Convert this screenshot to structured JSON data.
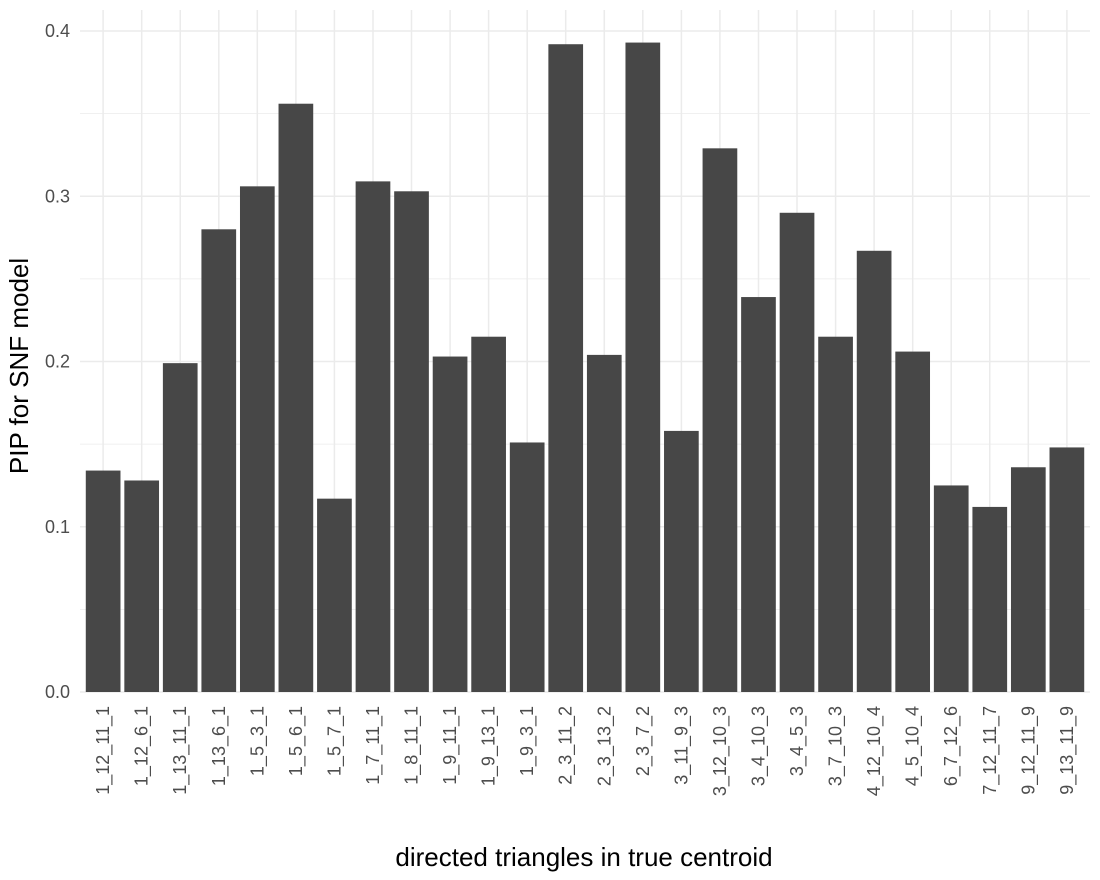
{
  "chart_data": {
    "type": "bar",
    "xlabel": "directed triangles in true centroid",
    "ylabel": "PIP for SNF model",
    "ylim": [
      0,
      0.4
    ],
    "y_ticks": [
      "0.0",
      "0.1",
      "0.2",
      "0.3",
      "0.4"
    ],
    "y_tick_values": [
      0,
      0.1,
      0.2,
      0.3,
      0.4
    ],
    "grid": true,
    "legend": "none",
    "bar_color": "#474747",
    "grid_color": "#ebebeb",
    "categories": [
      "1_12_11_1",
      "1_12_6_1",
      "1_13_11_1",
      "1_13_6_1",
      "1_5_3_1",
      "1_5_6_1",
      "1_5_7_1",
      "1_7_11_1",
      "1_8_11_1",
      "1_9_11_1",
      "1_9_13_1",
      "1_9_3_1",
      "2_3_11_2",
      "2_3_13_2",
      "2_3_7_2",
      "3_11_9_3",
      "3_12_10_3",
      "3_4_10_3",
      "3_4_5_3",
      "3_7_10_3",
      "4_12_10_4",
      "4_5_10_4",
      "6_7_12_6",
      "7_12_11_7",
      "9_12_11_9",
      "9_13_11_9"
    ],
    "values": [
      0.134,
      0.128,
      0.199,
      0.28,
      0.306,
      0.356,
      0.117,
      0.309,
      0.303,
      0.203,
      0.215,
      0.151,
      0.392,
      0.204,
      0.393,
      0.158,
      0.329,
      0.239,
      0.29,
      0.215,
      0.267,
      0.206,
      0.125,
      0.112,
      0.136,
      0.148
    ]
  }
}
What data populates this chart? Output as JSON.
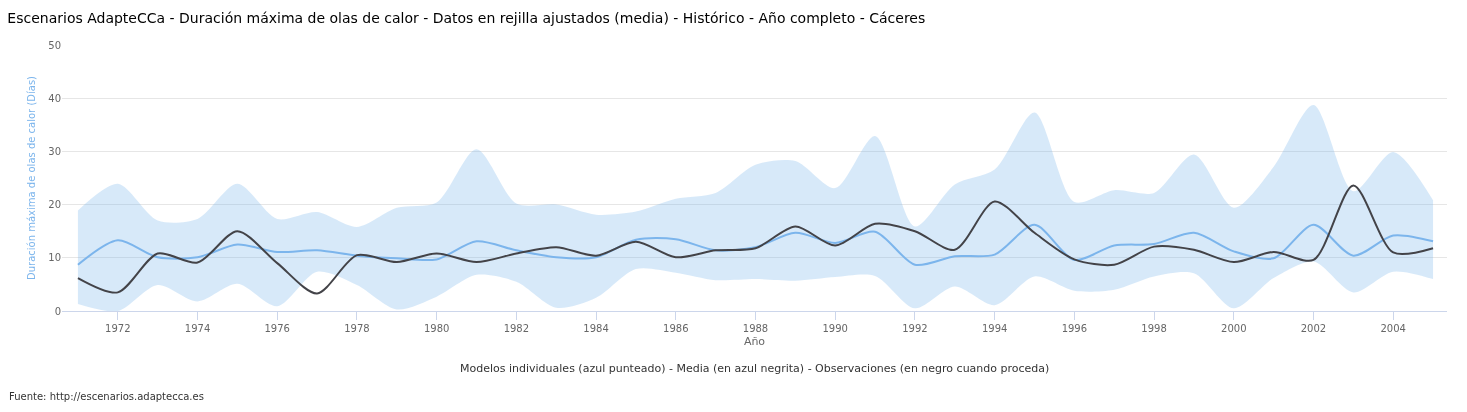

_PROBLEM_
Tell how many lines of the records above hold the string "JSON". Give no other text.

_OUTPUT FOR THIS EXERCISE_
2